WORK TO COMPLETE: Output every entry exactly, from the first line to the last.

TASK DATA:
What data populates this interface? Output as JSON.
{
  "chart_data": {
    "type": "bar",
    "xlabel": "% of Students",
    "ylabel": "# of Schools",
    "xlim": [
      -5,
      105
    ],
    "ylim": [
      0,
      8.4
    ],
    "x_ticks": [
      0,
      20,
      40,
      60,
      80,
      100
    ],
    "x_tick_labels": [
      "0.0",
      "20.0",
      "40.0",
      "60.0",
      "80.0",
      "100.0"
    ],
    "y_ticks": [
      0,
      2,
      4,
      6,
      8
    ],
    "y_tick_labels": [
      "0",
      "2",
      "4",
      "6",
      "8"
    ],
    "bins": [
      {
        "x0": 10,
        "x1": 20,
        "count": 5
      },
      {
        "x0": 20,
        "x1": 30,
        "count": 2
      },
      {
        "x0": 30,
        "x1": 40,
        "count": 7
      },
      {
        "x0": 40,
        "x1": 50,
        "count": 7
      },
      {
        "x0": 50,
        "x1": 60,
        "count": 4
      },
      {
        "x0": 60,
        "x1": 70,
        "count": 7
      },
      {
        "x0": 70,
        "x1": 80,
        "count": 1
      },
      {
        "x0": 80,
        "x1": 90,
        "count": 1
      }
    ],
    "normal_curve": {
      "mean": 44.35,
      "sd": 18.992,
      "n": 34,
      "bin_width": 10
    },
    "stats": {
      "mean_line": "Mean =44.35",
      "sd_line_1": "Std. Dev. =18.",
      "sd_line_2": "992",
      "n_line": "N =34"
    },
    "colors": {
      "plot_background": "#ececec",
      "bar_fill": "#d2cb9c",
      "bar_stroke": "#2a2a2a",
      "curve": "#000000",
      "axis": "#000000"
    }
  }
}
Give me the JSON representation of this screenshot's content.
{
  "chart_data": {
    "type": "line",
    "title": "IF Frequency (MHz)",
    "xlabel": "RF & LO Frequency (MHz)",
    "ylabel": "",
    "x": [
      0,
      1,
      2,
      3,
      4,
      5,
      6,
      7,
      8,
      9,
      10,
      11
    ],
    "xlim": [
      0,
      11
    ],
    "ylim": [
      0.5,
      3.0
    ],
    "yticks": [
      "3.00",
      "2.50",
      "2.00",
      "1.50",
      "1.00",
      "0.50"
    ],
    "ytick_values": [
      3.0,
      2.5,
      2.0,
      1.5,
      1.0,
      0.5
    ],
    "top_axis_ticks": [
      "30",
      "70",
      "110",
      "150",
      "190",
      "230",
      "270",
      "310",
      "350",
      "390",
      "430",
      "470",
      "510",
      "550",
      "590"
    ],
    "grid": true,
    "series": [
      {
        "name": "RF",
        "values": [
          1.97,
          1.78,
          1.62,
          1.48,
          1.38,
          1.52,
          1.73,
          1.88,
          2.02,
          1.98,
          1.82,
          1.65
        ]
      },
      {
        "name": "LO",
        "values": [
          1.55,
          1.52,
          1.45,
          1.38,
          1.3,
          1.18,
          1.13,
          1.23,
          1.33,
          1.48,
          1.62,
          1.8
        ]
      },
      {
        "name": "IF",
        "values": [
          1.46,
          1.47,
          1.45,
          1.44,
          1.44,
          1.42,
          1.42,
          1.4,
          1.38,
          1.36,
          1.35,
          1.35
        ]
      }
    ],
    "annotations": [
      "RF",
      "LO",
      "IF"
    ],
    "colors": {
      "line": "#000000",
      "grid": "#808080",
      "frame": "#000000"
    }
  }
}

ANSWER TO THE TASK:
What data populates this interface? Output as JSON.
{
  "chart_data": {
    "type": "bar",
    "xlabel": "% of Students",
    "ylabel": "# of Schools",
    "xlim": [
      -5,
      105
    ],
    "ylim": [
      0,
      8.4
    ],
    "x_ticks": [
      0,
      20,
      40,
      60,
      80,
      100
    ],
    "x_tick_labels": [
      "0.0",
      "20.0",
      "40.0",
      "60.0",
      "80.0",
      "100.0"
    ],
    "y_ticks": [
      0,
      2,
      4,
      6,
      8
    ],
    "y_tick_labels": [
      "0",
      "2",
      "4",
      "6",
      "8"
    ],
    "bins": [
      {
        "x0": 10,
        "x1": 20,
        "count": 5
      },
      {
        "x0": 20,
        "x1": 30,
        "count": 2
      },
      {
        "x0": 30,
        "x1": 40,
        "count": 7
      },
      {
        "x0": 40,
        "x1": 50,
        "count": 7
      },
      {
        "x0": 50,
        "x1": 60,
        "count": 4
      },
      {
        "x0": 60,
        "x1": 70,
        "count": 7
      },
      {
        "x0": 70,
        "x1": 80,
        "count": 1
      },
      {
        "x0": 80,
        "x1": 90,
        "count": 1
      }
    ],
    "normal_curve": {
      "mean": 44.35,
      "sd": 18.992,
      "n": 34,
      "bin_width": 10
    },
    "stats": {
      "mean_line": "Mean =44.35",
      "sd_line_1": "Std. Dev. =18.",
      "sd_line_2": "992",
      "n_line": "N =34"
    },
    "colors": {
      "plot_background": "#ececec",
      "bar_fill": "#d2cb9c",
      "bar_stroke": "#2a2a2a",
      "curve": "#000000",
      "axis": "#000000"
    }
  }
}
Give me the JSON representation of this screenshot's content.
{
  "chart_data": {
    "type": "line",
    "title": "IF Frequency (MHz)",
    "xlabel": "RF & LO Frequency (MHz)",
    "ylabel": "",
    "x": [
      0,
      1,
      2,
      3,
      4,
      5,
      6,
      7,
      8,
      9,
      10,
      11
    ],
    "xlim": [
      0,
      11
    ],
    "ylim": [
      0.5,
      3.0
    ],
    "yticks": [
      "3.00",
      "2.50",
      "2.00",
      "1.50",
      "1.00",
      "0.50"
    ],
    "ytick_values": [
      3.0,
      2.5,
      2.0,
      1.5,
      1.0,
      0.5
    ],
    "top_axis_ticks": [
      "30",
      "70",
      "110",
      "150",
      "190",
      "230",
      "270",
      "310",
      "350",
      "390",
      "430",
      "470",
      "510",
      "550",
      "590"
    ],
    "grid": true,
    "series": [
      {
        "name": "RF",
        "values": [
          1.97,
          1.78,
          1.62,
          1.48,
          1.38,
          1.52,
          1.73,
          1.88,
          2.02,
          1.98,
          1.82,
          1.65
        ]
      },
      {
        "name": "LO",
        "values": [
          1.55,
          1.52,
          1.45,
          1.38,
          1.3,
          1.18,
          1.13,
          1.23,
          1.33,
          1.48,
          1.62,
          1.8
        ]
      },
      {
        "name": "IF",
        "values": [
          1.46,
          1.47,
          1.45,
          1.44,
          1.44,
          1.42,
          1.42,
          1.4,
          1.38,
          1.36,
          1.35,
          1.35
        ]
      }
    ],
    "annotations": [
      "RF",
      "LO",
      "IF"
    ],
    "colors": {
      "line": "#000000",
      "grid": "#808080",
      "frame": "#000000"
    }
  }
}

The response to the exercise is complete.